**Data for this task:**
----------

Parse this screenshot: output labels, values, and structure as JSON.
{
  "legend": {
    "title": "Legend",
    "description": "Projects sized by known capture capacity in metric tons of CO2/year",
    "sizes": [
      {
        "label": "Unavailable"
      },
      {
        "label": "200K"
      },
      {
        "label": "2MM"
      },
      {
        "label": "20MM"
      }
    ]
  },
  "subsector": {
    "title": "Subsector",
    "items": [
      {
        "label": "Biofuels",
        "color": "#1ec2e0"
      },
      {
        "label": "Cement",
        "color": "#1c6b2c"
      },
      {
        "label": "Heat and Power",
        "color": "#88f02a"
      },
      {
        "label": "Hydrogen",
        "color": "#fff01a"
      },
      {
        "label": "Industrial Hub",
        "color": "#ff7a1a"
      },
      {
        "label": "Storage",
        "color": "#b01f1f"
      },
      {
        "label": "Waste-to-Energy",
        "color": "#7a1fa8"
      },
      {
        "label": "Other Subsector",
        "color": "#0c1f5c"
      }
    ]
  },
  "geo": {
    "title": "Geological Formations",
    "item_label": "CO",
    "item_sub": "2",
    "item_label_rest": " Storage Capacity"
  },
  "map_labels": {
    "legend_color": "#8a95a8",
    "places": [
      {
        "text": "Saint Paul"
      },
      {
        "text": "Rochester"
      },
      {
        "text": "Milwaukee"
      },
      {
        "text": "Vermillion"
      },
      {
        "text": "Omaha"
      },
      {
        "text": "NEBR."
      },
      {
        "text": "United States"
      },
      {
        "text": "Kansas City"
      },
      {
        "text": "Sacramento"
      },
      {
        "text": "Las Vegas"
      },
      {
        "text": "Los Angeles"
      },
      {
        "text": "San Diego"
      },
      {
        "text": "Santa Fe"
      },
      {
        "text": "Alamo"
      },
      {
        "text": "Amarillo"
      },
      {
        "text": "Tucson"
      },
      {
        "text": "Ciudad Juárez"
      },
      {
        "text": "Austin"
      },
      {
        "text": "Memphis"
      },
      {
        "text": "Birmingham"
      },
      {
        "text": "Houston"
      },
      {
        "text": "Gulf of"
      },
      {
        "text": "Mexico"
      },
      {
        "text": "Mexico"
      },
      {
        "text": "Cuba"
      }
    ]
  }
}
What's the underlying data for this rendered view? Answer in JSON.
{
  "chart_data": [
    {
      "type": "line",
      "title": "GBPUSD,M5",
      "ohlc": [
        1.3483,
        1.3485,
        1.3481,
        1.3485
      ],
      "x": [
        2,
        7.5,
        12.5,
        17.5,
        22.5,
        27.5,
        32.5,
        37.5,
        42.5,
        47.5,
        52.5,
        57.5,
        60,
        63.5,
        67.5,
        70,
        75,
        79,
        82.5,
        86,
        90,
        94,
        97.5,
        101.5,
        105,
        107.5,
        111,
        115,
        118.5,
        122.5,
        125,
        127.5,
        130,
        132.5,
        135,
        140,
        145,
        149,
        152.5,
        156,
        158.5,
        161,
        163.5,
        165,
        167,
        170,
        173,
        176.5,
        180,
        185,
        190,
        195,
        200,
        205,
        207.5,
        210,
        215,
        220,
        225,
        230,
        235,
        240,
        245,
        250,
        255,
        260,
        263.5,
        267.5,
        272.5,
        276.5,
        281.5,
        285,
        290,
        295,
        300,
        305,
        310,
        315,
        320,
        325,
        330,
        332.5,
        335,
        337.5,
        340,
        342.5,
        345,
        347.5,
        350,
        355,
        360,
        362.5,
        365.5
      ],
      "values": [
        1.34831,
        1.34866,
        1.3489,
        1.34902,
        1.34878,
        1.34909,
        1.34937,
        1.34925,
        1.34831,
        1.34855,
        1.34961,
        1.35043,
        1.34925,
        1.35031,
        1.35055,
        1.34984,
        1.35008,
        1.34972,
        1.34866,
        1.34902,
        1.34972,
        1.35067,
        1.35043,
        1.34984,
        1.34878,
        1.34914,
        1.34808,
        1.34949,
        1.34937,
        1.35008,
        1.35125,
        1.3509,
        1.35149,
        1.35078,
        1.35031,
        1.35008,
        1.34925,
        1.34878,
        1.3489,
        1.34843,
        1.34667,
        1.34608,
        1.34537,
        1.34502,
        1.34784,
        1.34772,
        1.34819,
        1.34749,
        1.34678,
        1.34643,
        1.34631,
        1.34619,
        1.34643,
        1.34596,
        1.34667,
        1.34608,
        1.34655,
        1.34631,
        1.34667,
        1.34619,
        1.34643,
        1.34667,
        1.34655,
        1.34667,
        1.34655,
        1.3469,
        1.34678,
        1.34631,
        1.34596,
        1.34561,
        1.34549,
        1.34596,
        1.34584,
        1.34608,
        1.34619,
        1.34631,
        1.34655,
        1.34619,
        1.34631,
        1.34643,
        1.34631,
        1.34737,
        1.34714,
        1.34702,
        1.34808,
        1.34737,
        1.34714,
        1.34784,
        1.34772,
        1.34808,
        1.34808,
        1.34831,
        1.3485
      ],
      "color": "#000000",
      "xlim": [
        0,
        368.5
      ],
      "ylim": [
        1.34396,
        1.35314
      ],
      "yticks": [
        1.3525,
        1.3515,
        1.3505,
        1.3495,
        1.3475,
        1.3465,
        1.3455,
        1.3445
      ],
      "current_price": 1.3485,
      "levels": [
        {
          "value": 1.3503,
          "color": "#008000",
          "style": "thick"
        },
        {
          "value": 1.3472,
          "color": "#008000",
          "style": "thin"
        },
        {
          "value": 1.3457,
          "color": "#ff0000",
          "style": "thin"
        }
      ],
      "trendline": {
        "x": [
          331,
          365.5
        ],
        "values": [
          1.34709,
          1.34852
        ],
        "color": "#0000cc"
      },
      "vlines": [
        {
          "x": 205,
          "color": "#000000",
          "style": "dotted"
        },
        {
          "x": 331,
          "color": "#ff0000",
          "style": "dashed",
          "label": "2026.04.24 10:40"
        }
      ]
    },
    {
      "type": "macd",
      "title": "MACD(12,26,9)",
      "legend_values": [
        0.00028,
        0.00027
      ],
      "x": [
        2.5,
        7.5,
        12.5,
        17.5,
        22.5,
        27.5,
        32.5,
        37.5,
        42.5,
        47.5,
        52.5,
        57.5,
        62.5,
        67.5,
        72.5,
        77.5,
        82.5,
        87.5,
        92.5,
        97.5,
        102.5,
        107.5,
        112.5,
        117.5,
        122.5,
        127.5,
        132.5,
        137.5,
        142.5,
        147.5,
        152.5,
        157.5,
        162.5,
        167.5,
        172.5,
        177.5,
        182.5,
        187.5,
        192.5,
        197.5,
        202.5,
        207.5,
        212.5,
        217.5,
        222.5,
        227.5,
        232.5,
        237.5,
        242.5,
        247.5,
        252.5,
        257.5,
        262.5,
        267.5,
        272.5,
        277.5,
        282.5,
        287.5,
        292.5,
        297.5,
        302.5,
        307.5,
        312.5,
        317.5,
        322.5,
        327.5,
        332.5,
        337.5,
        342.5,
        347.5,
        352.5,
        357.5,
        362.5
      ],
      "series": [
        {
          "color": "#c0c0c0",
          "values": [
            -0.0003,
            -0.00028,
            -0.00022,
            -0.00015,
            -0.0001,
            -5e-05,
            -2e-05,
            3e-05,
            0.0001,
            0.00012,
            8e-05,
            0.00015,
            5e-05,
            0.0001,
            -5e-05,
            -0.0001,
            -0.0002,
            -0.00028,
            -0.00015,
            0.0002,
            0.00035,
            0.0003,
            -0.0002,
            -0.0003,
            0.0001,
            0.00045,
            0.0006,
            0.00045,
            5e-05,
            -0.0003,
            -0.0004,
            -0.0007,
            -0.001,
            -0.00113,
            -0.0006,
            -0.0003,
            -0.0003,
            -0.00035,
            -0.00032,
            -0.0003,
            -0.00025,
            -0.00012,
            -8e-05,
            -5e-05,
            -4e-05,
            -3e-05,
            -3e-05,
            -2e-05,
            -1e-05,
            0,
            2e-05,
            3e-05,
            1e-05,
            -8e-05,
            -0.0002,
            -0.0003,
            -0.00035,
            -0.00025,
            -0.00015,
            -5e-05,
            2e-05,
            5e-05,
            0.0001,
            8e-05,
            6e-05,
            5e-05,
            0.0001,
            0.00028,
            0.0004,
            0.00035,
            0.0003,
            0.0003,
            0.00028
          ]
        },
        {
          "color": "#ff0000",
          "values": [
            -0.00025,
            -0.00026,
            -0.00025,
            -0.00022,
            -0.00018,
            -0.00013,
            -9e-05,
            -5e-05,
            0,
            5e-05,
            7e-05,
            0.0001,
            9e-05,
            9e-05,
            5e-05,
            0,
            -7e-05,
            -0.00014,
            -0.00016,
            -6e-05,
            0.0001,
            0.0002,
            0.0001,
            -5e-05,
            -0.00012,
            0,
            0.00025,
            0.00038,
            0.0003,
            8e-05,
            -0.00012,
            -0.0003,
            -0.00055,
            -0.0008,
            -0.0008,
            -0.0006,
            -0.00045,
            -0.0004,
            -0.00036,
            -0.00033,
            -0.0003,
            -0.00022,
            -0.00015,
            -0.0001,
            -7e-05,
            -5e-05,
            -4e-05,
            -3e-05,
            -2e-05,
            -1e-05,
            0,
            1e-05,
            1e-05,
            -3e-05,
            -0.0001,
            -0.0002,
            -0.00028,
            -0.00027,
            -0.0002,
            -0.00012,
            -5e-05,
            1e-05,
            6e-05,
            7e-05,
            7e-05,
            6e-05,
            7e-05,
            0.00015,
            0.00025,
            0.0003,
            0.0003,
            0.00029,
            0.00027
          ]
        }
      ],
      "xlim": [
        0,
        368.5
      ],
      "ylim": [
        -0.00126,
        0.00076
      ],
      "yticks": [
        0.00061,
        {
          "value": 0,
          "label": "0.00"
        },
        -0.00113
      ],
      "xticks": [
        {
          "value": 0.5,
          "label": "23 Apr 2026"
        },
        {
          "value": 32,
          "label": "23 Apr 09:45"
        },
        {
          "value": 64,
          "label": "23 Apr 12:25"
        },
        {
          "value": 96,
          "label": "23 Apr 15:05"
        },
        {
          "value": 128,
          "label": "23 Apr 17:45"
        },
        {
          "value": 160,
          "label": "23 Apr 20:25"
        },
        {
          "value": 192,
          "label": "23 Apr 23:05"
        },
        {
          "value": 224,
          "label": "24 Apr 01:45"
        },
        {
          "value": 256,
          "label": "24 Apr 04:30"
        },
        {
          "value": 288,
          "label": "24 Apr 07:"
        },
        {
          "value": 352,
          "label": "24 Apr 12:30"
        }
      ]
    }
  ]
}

----------

**Exercise:** In the lines above, find each one with "JSON" and list it.

**Reply to the task:**
Parse this screenshot: output labels, values, and structure as JSON.
What's the underlying data for this rendered view? Answer in JSON.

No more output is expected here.